* START *
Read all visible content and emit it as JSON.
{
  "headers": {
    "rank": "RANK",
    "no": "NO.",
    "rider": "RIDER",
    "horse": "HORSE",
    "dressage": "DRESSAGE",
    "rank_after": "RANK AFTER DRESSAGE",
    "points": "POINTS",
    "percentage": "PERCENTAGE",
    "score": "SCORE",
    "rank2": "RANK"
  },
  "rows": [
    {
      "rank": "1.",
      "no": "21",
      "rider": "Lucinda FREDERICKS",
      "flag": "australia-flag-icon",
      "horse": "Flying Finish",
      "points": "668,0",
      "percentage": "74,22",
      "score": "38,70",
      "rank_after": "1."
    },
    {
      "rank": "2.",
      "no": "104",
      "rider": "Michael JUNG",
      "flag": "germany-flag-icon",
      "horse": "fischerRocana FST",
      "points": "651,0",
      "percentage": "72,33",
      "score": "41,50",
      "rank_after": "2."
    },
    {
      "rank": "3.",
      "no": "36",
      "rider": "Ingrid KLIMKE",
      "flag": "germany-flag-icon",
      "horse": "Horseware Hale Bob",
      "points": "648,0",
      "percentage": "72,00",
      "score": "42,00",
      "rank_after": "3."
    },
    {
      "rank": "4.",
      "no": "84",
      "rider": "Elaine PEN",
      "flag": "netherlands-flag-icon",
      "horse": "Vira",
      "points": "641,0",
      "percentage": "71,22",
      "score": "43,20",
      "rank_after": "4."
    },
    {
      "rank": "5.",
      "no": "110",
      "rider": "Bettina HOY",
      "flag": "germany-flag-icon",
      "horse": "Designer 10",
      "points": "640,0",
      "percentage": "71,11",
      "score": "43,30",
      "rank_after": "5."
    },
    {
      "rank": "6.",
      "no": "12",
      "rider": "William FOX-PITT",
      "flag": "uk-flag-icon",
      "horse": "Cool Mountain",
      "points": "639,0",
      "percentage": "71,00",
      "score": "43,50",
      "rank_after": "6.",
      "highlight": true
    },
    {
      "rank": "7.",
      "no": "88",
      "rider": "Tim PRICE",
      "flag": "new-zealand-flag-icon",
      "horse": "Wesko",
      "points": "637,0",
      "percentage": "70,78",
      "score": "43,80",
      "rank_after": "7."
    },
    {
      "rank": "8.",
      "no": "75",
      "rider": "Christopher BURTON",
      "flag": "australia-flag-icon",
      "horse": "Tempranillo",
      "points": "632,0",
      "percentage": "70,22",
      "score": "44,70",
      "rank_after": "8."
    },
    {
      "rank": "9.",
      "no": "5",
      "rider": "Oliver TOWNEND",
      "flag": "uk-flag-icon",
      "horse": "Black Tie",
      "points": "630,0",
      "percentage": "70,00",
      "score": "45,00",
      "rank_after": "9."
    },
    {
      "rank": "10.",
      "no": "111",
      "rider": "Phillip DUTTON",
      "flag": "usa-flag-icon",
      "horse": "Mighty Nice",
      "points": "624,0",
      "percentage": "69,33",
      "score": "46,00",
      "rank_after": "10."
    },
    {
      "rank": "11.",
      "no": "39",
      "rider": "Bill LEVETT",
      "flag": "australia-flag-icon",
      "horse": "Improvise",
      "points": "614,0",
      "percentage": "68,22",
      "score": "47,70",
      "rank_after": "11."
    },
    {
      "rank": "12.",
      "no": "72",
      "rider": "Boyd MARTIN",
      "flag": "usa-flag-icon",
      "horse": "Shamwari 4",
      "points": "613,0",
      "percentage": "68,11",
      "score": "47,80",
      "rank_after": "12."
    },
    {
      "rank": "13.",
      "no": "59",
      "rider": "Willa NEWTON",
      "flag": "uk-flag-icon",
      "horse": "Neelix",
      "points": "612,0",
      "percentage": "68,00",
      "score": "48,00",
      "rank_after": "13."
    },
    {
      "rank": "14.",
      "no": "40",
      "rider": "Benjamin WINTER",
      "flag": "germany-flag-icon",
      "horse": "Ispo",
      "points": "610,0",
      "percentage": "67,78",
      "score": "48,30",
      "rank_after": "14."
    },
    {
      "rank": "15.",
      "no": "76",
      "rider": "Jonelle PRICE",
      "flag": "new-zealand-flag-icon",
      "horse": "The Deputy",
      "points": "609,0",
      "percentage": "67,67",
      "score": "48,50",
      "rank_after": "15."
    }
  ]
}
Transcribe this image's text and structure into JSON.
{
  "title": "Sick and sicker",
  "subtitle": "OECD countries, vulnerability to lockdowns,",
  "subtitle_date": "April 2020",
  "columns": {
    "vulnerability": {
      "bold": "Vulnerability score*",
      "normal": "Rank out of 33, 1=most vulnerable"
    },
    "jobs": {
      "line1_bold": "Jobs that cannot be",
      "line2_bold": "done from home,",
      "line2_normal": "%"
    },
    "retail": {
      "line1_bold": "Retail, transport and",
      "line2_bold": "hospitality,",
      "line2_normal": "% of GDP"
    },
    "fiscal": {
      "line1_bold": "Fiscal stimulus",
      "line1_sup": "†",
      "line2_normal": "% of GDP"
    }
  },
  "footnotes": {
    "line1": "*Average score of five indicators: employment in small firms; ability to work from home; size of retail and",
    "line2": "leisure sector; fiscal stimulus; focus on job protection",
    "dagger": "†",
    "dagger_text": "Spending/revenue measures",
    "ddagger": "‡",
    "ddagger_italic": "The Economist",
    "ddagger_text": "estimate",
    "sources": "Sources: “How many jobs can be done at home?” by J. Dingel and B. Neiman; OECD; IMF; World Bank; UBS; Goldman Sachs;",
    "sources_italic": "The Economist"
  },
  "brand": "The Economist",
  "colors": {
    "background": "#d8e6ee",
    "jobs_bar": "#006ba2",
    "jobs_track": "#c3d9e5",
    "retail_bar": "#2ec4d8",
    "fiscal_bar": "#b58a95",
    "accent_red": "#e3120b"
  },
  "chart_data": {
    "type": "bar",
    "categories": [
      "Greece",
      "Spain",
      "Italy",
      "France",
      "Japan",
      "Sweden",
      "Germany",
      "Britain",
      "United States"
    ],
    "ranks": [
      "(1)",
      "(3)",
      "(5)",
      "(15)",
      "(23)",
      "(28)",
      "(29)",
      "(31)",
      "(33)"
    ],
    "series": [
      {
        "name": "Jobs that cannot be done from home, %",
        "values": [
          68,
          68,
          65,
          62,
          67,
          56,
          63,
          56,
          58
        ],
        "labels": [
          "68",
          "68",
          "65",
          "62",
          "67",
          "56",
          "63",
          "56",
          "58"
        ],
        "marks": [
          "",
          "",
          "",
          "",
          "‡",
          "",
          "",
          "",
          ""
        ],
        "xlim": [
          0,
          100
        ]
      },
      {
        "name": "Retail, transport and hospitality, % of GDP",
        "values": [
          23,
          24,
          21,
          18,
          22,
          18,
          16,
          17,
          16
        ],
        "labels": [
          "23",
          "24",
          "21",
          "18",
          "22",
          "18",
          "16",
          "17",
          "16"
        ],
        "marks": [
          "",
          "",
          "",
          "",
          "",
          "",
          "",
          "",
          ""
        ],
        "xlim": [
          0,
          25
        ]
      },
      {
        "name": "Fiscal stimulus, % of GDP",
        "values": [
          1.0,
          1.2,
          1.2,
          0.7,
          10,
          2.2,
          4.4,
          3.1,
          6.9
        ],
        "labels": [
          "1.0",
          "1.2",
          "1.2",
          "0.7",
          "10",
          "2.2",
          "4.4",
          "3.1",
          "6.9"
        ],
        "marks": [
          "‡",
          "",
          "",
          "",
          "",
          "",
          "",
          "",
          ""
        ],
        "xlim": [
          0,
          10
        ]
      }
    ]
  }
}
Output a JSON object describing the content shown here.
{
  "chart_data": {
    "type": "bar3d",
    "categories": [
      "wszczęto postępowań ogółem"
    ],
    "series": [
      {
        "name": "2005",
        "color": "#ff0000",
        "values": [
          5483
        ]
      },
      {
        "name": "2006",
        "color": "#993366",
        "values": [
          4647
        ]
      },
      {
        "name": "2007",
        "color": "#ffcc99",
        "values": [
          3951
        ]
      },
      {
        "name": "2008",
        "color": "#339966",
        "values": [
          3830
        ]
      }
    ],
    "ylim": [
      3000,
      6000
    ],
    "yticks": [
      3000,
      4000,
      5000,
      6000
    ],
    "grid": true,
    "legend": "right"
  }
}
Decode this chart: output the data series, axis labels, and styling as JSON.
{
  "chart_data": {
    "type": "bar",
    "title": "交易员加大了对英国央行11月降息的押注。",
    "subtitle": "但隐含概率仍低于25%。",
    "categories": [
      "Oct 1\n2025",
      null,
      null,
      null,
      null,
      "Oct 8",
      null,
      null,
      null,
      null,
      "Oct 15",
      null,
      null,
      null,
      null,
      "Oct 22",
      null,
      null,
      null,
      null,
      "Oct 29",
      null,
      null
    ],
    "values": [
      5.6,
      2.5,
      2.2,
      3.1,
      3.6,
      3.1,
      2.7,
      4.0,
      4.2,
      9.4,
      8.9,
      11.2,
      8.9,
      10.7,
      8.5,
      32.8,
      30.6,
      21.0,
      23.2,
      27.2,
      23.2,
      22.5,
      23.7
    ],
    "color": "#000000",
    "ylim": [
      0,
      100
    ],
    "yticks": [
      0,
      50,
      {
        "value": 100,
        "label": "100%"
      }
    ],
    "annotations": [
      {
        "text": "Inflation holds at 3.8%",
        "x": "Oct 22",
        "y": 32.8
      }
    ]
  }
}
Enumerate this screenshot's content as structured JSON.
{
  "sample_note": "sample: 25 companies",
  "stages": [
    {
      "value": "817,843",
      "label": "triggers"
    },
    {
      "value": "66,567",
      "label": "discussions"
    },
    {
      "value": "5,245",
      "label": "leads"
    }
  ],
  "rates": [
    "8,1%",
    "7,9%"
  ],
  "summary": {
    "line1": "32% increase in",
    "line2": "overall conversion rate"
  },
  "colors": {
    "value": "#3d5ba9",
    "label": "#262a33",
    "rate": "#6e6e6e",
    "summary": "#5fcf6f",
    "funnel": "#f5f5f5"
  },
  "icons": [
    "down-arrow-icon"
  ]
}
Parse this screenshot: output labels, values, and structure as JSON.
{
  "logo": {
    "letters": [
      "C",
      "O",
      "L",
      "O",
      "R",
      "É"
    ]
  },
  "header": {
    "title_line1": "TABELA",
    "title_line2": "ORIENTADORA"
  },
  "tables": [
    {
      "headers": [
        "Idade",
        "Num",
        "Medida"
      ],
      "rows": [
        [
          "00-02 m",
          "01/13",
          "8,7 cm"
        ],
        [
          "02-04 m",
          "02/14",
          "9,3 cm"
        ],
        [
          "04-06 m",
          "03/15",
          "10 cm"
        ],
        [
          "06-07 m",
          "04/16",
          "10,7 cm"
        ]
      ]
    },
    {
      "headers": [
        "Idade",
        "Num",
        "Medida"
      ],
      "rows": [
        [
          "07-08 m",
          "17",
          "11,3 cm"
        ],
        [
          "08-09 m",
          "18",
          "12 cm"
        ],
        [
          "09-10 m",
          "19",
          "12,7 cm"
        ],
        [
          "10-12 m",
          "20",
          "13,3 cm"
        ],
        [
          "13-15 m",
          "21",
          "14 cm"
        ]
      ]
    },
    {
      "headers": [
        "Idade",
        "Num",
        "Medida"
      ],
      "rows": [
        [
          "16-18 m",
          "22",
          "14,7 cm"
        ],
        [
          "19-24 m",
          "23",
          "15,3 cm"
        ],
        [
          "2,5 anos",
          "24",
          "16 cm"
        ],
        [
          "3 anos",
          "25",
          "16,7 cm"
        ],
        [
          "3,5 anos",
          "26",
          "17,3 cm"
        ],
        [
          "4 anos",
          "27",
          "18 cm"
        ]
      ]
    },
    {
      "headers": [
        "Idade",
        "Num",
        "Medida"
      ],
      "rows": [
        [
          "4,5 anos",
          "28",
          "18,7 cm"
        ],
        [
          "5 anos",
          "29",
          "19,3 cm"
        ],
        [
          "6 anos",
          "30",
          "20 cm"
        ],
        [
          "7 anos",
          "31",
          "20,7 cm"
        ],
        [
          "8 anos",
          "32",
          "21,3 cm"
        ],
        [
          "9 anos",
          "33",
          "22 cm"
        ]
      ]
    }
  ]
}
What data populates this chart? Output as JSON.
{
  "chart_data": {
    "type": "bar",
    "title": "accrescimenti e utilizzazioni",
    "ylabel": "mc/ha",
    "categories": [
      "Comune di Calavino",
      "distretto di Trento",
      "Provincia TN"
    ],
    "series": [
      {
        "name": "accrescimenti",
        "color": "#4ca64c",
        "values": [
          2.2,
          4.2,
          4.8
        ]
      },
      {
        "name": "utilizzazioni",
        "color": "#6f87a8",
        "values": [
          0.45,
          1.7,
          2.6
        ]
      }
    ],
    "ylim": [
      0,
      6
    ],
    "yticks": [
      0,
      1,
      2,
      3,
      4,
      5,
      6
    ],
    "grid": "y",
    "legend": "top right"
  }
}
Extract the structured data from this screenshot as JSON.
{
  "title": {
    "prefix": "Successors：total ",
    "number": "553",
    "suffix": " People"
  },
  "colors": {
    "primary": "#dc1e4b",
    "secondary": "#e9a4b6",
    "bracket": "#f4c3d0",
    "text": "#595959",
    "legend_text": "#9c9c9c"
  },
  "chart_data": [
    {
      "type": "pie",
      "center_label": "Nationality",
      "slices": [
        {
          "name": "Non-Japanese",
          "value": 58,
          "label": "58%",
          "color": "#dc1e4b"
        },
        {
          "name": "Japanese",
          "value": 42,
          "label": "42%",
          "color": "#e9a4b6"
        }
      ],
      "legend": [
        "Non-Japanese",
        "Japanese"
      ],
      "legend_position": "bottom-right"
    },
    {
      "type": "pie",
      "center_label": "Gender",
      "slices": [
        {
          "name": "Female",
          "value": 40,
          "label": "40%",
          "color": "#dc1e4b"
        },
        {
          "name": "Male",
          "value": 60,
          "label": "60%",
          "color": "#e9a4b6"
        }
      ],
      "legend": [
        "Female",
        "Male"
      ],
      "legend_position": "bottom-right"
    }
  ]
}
* END *
### THE PROBLEM:
Copy exactly the line containing "Extract the structured" and every line after it, ending with the last line of the records above.

### FINAL ANSWER:
Extract the structured data from this screenshot as JSON.
{
  "title": {
    "prefix": "Successors：total ",
    "number": "553",
    "suffix": " People"
  },
  "colors": {
    "primary": "#dc1e4b",
    "secondary": "#e9a4b6",
    "bracket": "#f4c3d0",
    "text": "#595959",
    "legend_text": "#9c9c9c"
  },
  "chart_data": [
    {
      "type": "pie",
      "center_label": "Nationality",
      "slices": [
        {
          "name": "Non-Japanese",
          "value": 58,
          "label": "58%",
          "color": "#dc1e4b"
        },
        {
          "name": "Japanese",
          "value": 42,
          "label": "42%",
          "color": "#e9a4b6"
        }
      ],
      "legend": [
        "Non-Japanese",
        "Japanese"
      ],
      "legend_position": "bottom-right"
    },
    {
      "type": "pie",
      "center_label": "Gender",
      "slices": [
        {
          "name": "Female",
          "value": 40,
          "label": "40%",
          "color": "#dc1e4b"
        },
        {
          "name": "Male",
          "value": 60,
          "label": "60%",
          "color": "#e9a4b6"
        }
      ],
      "legend": [
        "Female",
        "Male"
      ],
      "legend_position": "bottom-right"
    }
  ]
}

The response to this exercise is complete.